» What the task asks
Return every record below exactly as written, but leave out the pictures.

Recorded data:
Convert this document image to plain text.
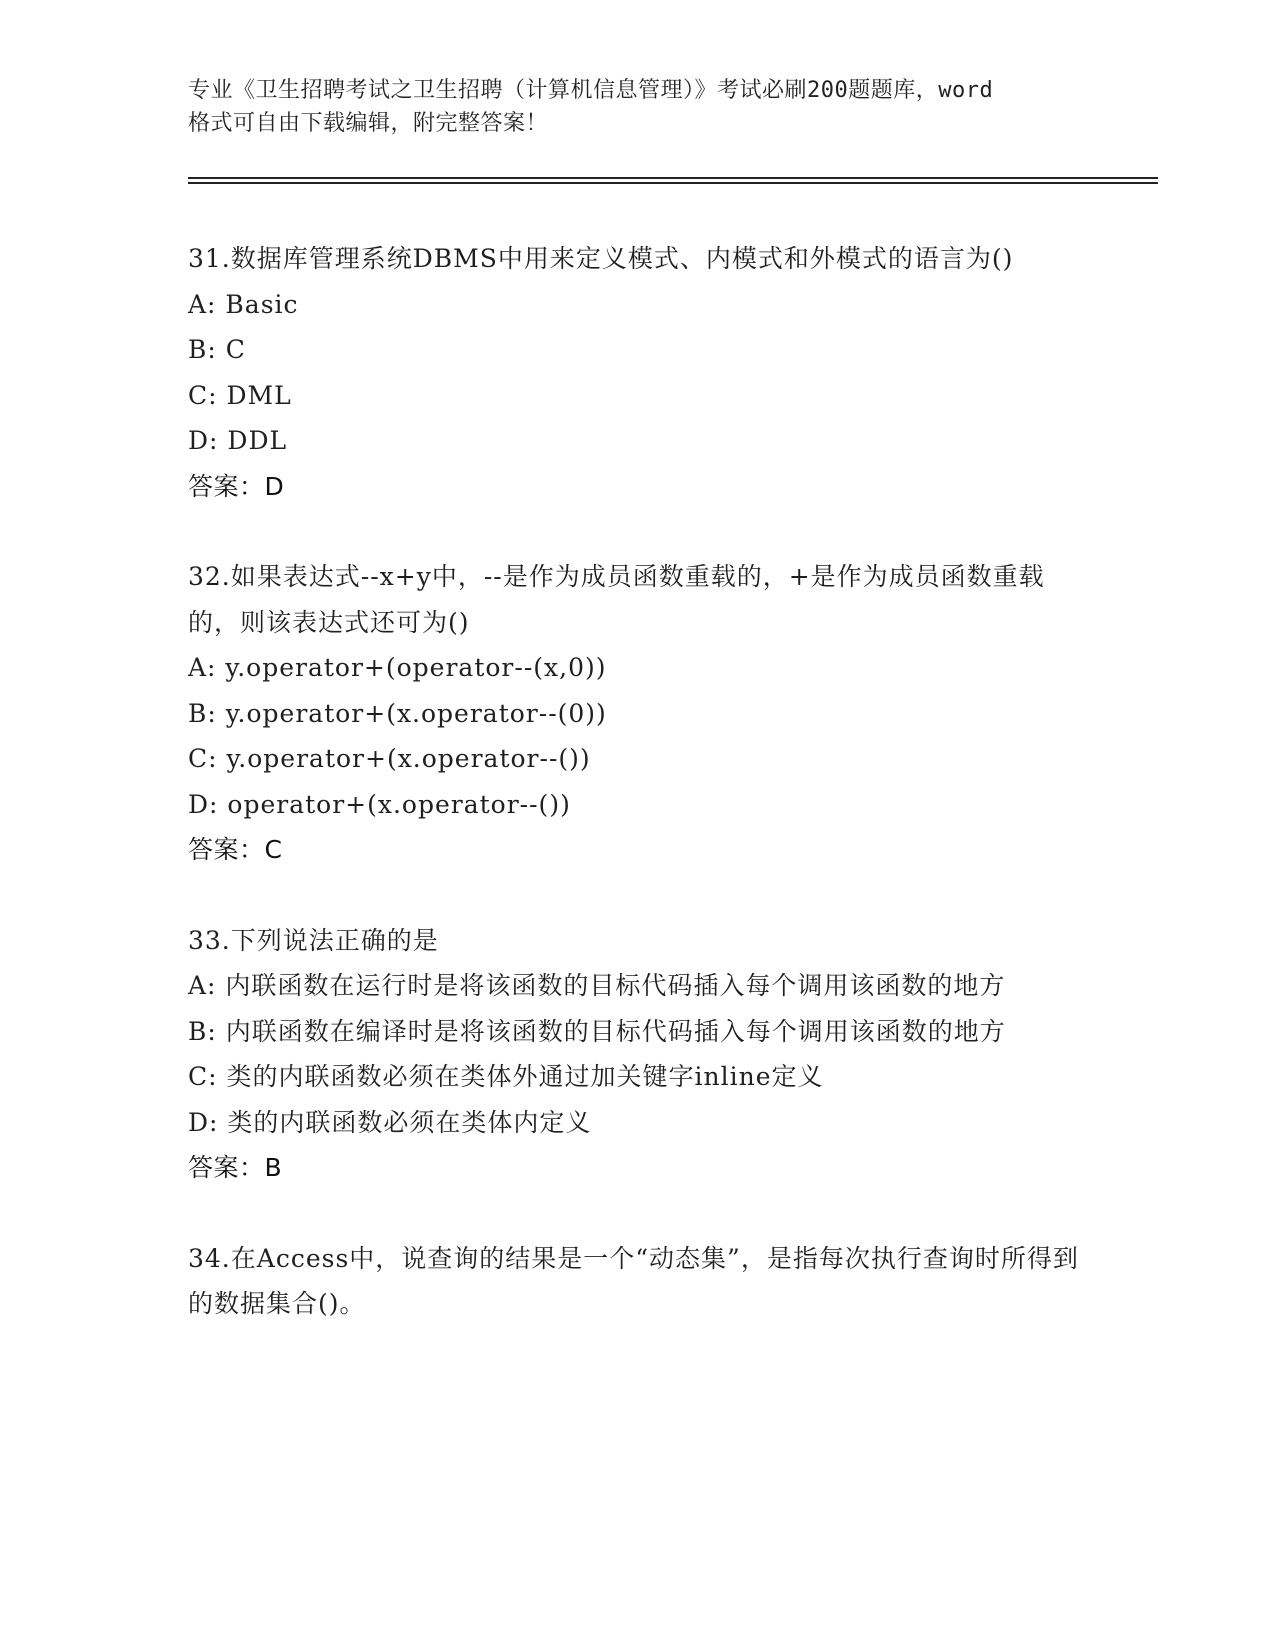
专业《卫生招聘考试之卫生招聘（计算机信息管理）》考试必刷200题题库，word
格式可自由下载编辑，附完整答案！
31.数据库管理系统DBMS中用来定义模式、内模式和外模式的语言为()
A: Basic
B: C
C: DML
D: DDL
答案：D
32.如果表达式--x+y中，--是作为成员函数重载的，+是作为成员函数重载的，则该表达式还可为()
A: y.operator+(operator--(x,0))
B: y.operator+(x.operator--(0))
C: y.operator+(x.operator--())
D: operator+(x.operator--())
答案：C
33.下列说法正确的是
A: 内联函数在运行时是将该函数的目标代码插入每个调用该函数的地方
B: 内联函数在编译时是将该函数的目标代码插入每个调用该函数的地方
C: 类的内联函数必须在类体外通过加关键字inline定义
D: 类的内联函数必须在类体内定义
答案：B
34.在Access中，说查询的结果是一个“动态集”，是指每次执行查询时所得到的数据集合()。
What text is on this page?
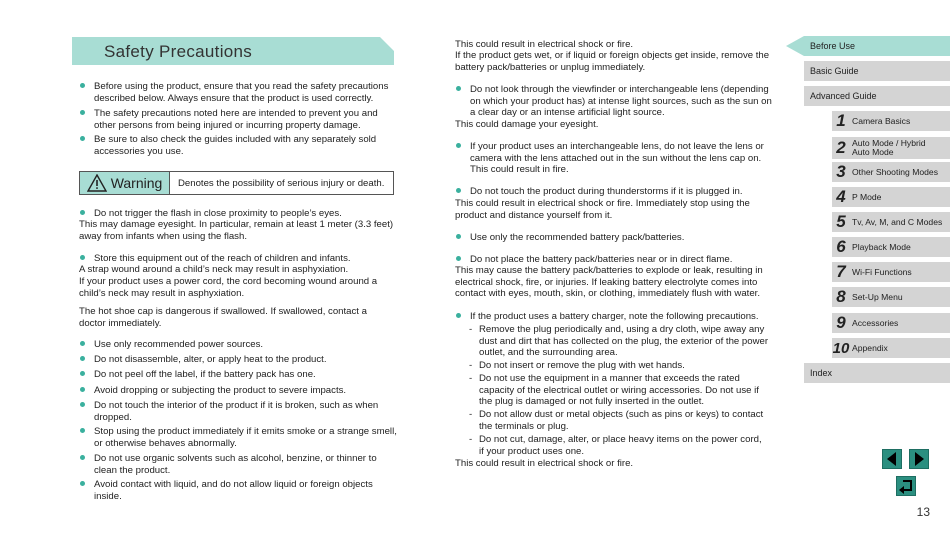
Safety Precautions
Before using the product, ensure that you read the safety precautions described below. Always ensure that the product is used correctly.
The safety precautions noted here are intended to prevent you and other persons from being injured or incurring property damage.
Be sure to also check the guides included with any separately sold accessories you use.
Warning	Denotes the possibility of serious injury or death.
Do not trigger the flash in close proximity to people’s eyes.
This may damage eyesight. In particular, remain at least 1 meter (3.3 feet) away from infants when using the flash.
Store this equipment out of the reach of children and infants.
A strap wound around a child’s neck may result in asphyxiation.
If your product uses a power cord, the cord becoming wound around a child’s neck may result in asphyxiation.
The hot shoe cap is dangerous if swallowed. If swallowed, contact a doctor immediately.
Use only recommended power sources.
Do not disassemble, alter, or apply heat to the product.
Do not peel off the label, if the battery pack has one.
Avoid dropping or subjecting the product to severe impacts.
Do not touch the interior of the product if it is broken, such as when dropped.
Stop using the product immediately if it emits smoke or a strange smell, or otherwise behaves abnormally.
Do not use organic solvents such as alcohol, benzine, or thinner to clean the product.
Avoid contact with liquid, and do not allow liquid or foreign objects inside.
This could result in electrical shock or fire.
If the product gets wet, or if liquid or foreign objects get inside, remove the battery pack/batteries or unplug immediately.
Do not look through the viewfinder or interchangeable lens (depending on which your product has) at intense light sources, such as the sun on a clear day or an intense artificial light source.
This could damage your eyesight.
If your product uses an interchangeable lens, do not leave the lens or camera with the lens attached out in the sun without the lens cap on. This could result in fire.
Do not touch the product during thunderstorms if it is plugged in.
This could result in electrical shock or fire. Immediately stop using the product and distance yourself from it.
Use only the recommended battery pack/batteries.
Do not place the battery pack/batteries near or in direct flame.
This may cause the battery pack/batteries to explode or leak, resulting in electrical shock, fire, or injuries. If leaking battery electrolyte comes into contact with eyes, mouth, skin, or clothing, immediately flush with water.
If the product uses a battery charger, note the following precautions.
- Remove the plug periodically and, using a dry cloth, wipe away any dust and dirt that has collected on the plug, the exterior of the power outlet, and the surrounding area.
- Do not insert or remove the plug with wet hands.
- Do not use the equipment in a manner that exceeds the rated capacity of the electrical outlet or wiring accessories. Do not use if the plug is damaged or not fully inserted in the outlet.
- Do not allow dust or metal objects (such as pins or keys) to contact the terminals or plug.
- Do not cut, damage, alter, or place heavy items on the power cord, if your product uses one.
This could result in electrical shock or fire.
Before Use
Basic Guide
Advanced Guide
1 Camera Basics
2 Auto Mode / Hybrid Auto Mode
3 Other Shooting Modes
4 P Mode
5 Tv, Av, M, and C Modes
6 Playback Mode
7 Wi-Fi Functions
8 Set-Up Menu
9 Accessories
10 Appendix
Index
13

» Full answer
Convert this document image to plain text.
专业《卫生招聘考试之卫生招聘（计算机信息管理）》考试必刷200题题库，word
格式可自由下载编辑，附完整答案！
31.数据库管理系统DBMS中用来定义模式、内模式和外模式的语言为()
A: Basic
B: C
C: DML
D: DDL
答案：D
32.如果表达式--x+y中，--是作为成员函数重载的，+是作为成员函数重载的，则该表达式还可为()
A: y.operator+(operator--(x,0))
B: y.operator+(x.operator--(0))
C: y.operator+(x.operator--())
D: operator+(x.operator--())
答案：C
33.下列说法正确的是
A: 内联函数在运行时是将该函数的目标代码插入每个调用该函数的地方
B: 内联函数在编译时是将该函数的目标代码插入每个调用该函数的地方
C: 类的内联函数必须在类体外通过加关键字inline定义
D: 类的内联函数必须在类体内定义
答案：B
34.在Access中，说查询的结果是一个“动态集”，是指每次执行查询时所得到的数据集合()。
What text is on this page?
Safety Precautions
Before using the product, ensure that you read the safety precautions described below. Always ensure that the product is used correctly.
The safety precautions noted here are intended to prevent you and other persons from being injured or incurring property damage.
Be sure to also check the guides included with any separately sold accessories you use.
Warning	Denotes the possibility of serious injury or death.
Do not trigger the flash in close proximity to people’s eyes.
This may damage eyesight. In particular, remain at least 1 meter (3.3 feet) away from infants when using the flash.
Store this equipment out of the reach of children and infants.
A strap wound around a child’s neck may result in asphyxiation.
If your product uses a power cord, the cord becoming wound around a child’s neck may result in asphyxiation.
The hot shoe cap is dangerous if swallowed. If swallowed, contact a doctor immediately.
Use only recommended power sources.
Do not disassemble, alter, or apply heat to the product.
Do not peel off the label, if the battery pack has one.
Avoid dropping or subjecting the product to severe impacts.
Do not touch the interior of the product if it is broken, such as when dropped.
Stop using the product immediately if it emits smoke or a strange smell, or otherwise behaves abnormally.
Do not use organic solvents such as alcohol, benzine, or thinner to clean the product.
Avoid contact with liquid, and do not allow liquid or foreign objects inside.
This could result in electrical shock or fire.
If the product gets wet, or if liquid or foreign objects get inside, remove the battery pack/batteries or unplug immediately.
Do not look through the viewfinder or interchangeable lens (depending on which your product has) at intense light sources, such as the sun on a clear day or an intense artificial light source.
This could damage your eyesight.
If your product uses an interchangeable lens, do not leave the lens or camera with the lens attached out in the sun without the lens cap on. This could result in fire.
Do not touch the product during thunderstorms if it is plugged in.
This could result in electrical shock or fire. Immediately stop using the product and distance yourself from it.
Use only the recommended battery pack/batteries.
Do not place the battery pack/batteries near or in direct flame.
This may cause the battery pack/batteries to explode or leak, resulting in electrical shock, fire, or injuries. If leaking battery electrolyte comes into contact with eyes, mouth, skin, or clothing, immediately flush with water.
If the product uses a battery charger, note the following precautions.
- Remove the plug periodically and, using a dry cloth, wipe away any dust and dirt that has collected on the plug, the exterior of the power outlet, and the surrounding area.
- Do not insert or remove the plug with wet hands.
- Do not use the equipment in a manner that exceeds the rated capacity of the electrical outlet or wiring accessories. Do not use if the plug is damaged or not fully inserted in the outlet.
- Do not allow dust or metal objects (such as pins or keys) to contact the terminals or plug.
- Do not cut, damage, alter, or place heavy items on the power cord, if your product uses one.
This could result in electrical shock or fire.
Before Use
Basic Guide
Advanced Guide
1 Camera Basics
2 Auto Mode / Hybrid Auto Mode
3 Other Shooting Modes
4 P Mode
5 Tv, Av, M, and C Modes
6 Playback Mode
7 Wi-Fi Functions
8 Set-Up Menu
9 Accessories
10 Appendix
Index
13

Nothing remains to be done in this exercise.